■ EXERCISE AIM: Copy out the lines that have "revenus" in them.
------ DATA FOR THIS EXERCISE
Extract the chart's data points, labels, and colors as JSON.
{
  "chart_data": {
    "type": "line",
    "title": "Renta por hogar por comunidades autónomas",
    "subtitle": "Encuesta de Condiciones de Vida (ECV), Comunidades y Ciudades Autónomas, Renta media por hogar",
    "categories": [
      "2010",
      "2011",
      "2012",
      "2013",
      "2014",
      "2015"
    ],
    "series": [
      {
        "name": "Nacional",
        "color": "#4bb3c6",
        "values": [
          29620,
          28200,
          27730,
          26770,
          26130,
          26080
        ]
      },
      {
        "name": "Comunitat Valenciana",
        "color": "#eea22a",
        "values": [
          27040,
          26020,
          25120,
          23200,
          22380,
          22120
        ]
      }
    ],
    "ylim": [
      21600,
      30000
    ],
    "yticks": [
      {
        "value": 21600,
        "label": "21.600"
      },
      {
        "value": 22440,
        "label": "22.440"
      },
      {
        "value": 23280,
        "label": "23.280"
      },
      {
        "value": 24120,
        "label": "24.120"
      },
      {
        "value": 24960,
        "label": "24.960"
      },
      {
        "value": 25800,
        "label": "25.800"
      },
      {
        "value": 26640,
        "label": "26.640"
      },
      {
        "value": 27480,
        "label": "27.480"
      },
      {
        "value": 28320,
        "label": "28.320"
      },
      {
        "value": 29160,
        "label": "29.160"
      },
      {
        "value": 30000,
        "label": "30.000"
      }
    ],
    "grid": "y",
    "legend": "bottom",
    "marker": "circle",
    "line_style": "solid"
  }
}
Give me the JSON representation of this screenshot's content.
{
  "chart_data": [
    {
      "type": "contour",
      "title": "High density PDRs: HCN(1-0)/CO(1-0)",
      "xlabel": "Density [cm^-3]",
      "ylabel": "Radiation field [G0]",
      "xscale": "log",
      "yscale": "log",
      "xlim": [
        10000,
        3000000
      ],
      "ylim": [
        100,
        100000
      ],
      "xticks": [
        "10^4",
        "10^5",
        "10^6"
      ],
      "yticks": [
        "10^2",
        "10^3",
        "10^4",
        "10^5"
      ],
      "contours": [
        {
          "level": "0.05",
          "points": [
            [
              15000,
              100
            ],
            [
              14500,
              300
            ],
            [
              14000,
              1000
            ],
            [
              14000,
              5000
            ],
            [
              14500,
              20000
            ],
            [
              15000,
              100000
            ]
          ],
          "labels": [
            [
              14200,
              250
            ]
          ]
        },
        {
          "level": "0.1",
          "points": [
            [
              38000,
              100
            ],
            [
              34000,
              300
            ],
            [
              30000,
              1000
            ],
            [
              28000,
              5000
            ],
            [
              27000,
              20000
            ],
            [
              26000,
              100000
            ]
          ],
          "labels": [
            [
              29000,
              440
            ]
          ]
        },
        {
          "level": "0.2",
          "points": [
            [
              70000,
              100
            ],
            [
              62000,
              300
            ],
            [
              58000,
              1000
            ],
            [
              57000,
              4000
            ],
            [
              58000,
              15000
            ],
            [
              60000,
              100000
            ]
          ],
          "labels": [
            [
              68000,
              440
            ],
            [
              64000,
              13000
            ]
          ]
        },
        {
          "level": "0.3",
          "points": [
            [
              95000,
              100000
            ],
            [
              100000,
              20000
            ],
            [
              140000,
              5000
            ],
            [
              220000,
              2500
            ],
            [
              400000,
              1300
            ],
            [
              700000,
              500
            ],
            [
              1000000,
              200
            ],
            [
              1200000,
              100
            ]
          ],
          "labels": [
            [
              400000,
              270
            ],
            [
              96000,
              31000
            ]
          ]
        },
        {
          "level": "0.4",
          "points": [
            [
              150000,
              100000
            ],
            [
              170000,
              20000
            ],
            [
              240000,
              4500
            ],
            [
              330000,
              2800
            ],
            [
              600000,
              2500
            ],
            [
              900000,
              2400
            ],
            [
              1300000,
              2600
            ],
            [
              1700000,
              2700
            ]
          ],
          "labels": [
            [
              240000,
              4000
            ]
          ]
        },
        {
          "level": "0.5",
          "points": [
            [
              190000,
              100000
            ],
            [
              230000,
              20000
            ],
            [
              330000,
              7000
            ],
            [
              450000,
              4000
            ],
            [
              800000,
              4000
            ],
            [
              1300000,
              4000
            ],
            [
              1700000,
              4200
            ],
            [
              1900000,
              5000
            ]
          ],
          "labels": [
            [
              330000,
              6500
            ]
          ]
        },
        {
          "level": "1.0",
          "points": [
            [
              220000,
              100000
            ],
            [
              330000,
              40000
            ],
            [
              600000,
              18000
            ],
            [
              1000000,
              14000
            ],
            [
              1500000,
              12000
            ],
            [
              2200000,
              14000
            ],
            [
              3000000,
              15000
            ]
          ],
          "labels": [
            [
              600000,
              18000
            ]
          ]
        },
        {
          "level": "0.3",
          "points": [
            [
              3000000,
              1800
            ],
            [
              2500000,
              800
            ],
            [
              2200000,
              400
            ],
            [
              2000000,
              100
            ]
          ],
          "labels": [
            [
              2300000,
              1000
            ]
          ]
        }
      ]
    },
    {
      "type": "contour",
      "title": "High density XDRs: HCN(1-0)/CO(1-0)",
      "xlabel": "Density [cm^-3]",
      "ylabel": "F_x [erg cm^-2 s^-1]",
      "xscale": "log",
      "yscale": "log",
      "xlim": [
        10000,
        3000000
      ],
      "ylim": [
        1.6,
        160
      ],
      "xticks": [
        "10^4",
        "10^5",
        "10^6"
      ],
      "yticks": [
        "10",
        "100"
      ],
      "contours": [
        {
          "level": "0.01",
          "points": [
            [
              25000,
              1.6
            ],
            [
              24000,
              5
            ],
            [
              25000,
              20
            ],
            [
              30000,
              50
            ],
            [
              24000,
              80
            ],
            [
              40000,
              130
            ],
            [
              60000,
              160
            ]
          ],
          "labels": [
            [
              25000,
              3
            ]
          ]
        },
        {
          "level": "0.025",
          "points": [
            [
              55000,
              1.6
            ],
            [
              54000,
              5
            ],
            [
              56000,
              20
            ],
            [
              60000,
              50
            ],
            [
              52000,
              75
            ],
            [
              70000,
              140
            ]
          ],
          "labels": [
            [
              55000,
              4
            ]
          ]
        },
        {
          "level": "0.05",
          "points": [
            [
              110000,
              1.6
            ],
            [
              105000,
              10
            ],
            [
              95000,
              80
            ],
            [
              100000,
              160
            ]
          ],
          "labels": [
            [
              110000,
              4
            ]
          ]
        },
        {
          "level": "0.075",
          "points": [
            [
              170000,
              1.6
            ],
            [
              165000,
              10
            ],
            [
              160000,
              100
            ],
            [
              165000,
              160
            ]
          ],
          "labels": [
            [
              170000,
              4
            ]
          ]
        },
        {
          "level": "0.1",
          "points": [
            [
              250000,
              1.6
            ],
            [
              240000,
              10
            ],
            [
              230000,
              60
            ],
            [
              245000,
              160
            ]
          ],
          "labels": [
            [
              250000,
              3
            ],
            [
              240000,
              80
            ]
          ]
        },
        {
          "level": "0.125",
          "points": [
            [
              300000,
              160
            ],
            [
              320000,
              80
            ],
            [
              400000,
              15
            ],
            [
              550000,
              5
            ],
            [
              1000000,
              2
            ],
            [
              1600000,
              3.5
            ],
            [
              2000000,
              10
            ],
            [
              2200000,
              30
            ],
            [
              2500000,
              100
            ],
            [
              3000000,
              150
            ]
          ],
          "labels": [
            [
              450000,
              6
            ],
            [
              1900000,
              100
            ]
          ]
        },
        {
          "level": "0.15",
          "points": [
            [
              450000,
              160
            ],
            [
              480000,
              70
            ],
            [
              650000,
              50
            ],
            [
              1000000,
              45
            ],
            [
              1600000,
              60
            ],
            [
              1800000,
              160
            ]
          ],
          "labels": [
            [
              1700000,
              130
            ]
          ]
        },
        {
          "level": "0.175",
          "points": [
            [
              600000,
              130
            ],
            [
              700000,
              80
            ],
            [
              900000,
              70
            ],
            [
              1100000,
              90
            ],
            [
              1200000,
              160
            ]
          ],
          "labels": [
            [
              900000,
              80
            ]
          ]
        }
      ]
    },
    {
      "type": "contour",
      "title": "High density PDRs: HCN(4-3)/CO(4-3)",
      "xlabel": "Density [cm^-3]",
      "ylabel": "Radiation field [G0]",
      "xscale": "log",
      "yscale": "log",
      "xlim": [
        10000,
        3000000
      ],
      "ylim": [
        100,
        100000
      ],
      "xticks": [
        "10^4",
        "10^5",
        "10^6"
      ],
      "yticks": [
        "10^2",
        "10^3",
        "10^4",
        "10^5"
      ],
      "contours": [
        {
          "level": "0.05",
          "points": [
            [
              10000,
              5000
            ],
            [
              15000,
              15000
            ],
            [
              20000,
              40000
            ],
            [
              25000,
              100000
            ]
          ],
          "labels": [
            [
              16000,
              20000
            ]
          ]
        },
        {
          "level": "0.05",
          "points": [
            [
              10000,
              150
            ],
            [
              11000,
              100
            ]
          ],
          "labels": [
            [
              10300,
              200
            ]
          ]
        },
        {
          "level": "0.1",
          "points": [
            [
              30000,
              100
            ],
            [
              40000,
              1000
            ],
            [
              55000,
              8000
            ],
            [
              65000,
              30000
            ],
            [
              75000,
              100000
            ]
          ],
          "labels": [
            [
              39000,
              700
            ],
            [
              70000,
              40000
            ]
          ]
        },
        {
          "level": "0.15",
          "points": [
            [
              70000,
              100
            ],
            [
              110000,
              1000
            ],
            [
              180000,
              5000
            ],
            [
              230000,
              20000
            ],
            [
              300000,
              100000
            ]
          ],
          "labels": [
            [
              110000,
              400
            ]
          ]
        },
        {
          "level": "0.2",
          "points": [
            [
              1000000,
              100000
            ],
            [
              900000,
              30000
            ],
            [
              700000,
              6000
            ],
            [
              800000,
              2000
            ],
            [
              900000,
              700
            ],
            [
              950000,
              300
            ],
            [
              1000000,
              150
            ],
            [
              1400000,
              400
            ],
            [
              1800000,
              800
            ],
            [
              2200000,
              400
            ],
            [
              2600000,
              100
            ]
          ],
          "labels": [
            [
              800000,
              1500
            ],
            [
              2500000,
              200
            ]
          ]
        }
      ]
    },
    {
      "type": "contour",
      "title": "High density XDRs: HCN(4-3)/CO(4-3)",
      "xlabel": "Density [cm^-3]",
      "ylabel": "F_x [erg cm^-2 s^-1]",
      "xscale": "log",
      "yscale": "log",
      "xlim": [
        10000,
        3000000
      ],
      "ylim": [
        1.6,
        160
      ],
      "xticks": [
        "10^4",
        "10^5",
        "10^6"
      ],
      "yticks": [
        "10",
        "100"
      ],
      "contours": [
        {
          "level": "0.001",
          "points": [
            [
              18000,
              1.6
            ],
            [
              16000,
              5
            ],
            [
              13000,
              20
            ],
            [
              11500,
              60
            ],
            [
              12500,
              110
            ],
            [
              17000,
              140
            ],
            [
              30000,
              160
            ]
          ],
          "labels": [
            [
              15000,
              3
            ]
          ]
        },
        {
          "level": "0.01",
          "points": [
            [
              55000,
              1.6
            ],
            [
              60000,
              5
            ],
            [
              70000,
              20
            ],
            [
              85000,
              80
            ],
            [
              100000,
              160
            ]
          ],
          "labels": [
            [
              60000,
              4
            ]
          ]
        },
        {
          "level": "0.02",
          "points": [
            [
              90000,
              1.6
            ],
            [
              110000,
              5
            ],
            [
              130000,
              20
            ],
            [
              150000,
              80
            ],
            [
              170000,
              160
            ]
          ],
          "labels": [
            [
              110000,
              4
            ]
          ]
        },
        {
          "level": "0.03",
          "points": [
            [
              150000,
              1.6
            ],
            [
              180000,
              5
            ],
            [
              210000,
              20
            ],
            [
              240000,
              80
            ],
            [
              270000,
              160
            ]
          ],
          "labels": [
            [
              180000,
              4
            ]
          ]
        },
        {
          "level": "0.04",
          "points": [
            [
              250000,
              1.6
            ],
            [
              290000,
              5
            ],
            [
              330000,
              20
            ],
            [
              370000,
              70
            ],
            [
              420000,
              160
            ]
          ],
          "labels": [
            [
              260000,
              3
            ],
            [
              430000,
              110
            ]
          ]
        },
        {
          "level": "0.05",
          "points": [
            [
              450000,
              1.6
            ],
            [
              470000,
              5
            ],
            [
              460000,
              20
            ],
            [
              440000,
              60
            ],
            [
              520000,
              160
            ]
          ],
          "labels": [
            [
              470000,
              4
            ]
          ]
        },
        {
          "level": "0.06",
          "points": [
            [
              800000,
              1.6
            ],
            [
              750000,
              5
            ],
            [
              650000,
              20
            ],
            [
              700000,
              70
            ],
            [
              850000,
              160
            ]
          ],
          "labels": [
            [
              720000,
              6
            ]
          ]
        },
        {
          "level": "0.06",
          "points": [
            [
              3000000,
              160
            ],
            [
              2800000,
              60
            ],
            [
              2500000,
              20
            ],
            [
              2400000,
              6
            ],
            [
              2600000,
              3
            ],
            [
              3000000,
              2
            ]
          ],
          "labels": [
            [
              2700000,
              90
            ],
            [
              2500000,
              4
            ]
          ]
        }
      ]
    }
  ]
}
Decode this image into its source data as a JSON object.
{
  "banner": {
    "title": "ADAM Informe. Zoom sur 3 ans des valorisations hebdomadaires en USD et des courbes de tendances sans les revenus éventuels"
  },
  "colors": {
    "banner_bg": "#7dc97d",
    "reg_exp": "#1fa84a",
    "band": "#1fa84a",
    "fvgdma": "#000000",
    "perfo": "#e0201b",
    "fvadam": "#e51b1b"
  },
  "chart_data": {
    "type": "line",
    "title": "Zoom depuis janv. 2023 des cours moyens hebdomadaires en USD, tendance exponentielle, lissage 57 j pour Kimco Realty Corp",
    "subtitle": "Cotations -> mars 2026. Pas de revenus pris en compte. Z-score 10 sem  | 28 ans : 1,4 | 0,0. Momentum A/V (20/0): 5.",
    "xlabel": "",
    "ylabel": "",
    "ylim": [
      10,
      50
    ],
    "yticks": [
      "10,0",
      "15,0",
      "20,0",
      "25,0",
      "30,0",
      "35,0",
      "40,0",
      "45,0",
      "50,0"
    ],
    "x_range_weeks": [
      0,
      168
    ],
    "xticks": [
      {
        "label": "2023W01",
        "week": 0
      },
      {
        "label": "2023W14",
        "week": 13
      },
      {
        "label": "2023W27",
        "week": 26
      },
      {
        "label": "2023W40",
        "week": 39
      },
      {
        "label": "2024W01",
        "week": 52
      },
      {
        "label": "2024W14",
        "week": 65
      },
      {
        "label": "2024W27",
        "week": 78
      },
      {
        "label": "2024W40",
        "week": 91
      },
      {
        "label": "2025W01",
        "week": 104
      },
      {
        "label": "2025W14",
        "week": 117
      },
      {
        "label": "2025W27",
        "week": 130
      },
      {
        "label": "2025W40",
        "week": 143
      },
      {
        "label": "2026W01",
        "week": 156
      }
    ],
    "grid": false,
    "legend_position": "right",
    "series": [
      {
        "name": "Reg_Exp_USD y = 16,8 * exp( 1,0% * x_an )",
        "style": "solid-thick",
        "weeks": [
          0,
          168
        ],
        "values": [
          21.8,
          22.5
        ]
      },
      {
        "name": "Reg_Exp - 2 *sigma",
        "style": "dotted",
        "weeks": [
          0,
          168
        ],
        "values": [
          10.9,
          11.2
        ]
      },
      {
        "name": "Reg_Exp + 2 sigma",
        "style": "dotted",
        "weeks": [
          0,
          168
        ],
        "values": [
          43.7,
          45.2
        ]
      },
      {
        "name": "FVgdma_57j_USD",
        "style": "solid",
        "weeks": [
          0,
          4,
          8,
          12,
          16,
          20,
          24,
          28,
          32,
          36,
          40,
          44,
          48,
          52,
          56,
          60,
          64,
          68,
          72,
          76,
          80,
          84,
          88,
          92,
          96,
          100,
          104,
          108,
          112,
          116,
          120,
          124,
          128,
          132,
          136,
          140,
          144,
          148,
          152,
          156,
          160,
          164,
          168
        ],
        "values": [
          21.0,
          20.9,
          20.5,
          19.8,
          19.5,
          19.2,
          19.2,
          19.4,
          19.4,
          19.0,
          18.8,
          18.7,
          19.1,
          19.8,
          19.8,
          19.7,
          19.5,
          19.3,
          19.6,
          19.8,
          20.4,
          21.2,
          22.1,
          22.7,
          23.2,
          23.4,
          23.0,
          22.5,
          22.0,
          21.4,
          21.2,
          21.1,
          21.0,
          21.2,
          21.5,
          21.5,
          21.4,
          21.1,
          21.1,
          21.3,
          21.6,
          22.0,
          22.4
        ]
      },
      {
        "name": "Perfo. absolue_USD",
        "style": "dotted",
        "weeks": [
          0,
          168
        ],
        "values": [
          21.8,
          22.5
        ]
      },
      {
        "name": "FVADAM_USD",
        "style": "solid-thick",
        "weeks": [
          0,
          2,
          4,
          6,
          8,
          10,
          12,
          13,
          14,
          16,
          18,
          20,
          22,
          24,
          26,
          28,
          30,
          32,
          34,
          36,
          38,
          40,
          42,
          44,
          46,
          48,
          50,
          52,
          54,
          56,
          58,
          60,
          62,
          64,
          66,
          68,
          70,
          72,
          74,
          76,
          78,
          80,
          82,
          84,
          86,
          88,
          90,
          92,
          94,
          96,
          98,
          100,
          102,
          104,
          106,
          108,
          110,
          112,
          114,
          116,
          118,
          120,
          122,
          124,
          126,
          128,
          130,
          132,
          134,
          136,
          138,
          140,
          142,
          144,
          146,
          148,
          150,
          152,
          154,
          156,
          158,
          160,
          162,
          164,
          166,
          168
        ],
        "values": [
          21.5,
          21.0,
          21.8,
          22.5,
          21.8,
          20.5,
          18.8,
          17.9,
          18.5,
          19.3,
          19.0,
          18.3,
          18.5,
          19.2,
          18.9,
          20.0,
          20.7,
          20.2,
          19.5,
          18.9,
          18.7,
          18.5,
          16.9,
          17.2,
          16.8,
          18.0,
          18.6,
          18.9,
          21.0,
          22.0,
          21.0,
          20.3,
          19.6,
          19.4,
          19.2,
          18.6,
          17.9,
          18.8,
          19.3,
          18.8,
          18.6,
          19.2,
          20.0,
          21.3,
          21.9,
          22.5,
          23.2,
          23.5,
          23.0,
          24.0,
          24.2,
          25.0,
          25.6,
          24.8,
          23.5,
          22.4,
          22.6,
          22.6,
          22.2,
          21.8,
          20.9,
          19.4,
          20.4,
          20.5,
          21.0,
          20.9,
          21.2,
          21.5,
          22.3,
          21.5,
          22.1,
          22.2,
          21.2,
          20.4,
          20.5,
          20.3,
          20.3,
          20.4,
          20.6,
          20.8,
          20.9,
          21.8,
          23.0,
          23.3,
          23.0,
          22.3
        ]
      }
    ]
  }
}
------------
■ SOLUTION:
    "title": "ADAM Informe. Zoom sur 3 ans des valorisations hebdomadaires en USD et des courbes de tendances sans les revenus éventuels"
    "subtitle": "Cotations -> mars 2026. Pas de revenus pris en compte. Z-score 10 sem  | 28 ans : 1,4 | 0,0. Momentum A/V (20/0): 5.",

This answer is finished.